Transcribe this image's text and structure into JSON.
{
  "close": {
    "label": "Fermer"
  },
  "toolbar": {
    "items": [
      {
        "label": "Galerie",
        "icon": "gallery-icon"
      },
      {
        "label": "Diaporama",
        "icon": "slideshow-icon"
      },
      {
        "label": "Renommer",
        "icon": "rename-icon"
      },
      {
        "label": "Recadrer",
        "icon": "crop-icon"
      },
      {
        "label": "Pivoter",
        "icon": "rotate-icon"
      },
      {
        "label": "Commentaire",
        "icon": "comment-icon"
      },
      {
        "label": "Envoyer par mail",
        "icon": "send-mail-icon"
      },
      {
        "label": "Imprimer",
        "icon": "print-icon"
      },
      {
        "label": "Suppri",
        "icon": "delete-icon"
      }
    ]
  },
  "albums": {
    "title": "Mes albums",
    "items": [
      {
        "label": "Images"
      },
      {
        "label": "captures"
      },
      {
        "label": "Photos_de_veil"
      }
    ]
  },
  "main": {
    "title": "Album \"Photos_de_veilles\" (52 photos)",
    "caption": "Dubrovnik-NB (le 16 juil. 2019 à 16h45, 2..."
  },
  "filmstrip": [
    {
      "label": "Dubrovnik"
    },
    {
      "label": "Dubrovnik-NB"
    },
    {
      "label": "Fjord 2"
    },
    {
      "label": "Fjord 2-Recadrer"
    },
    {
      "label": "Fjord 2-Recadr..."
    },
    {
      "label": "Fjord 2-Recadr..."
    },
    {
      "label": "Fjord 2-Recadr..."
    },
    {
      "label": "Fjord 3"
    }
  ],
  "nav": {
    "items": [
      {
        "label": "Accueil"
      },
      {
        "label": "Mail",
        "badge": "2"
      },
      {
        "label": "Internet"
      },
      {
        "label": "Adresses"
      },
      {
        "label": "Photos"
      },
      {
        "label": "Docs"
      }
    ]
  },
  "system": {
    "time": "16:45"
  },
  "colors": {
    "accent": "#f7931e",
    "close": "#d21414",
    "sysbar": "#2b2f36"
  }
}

TO DO: Find the word "Recadrer" and list each line it appears in.

RESULT OF THE EXERCISE:
        "label": "Recadrer",
      "label": "Fjord 2-Recadrer"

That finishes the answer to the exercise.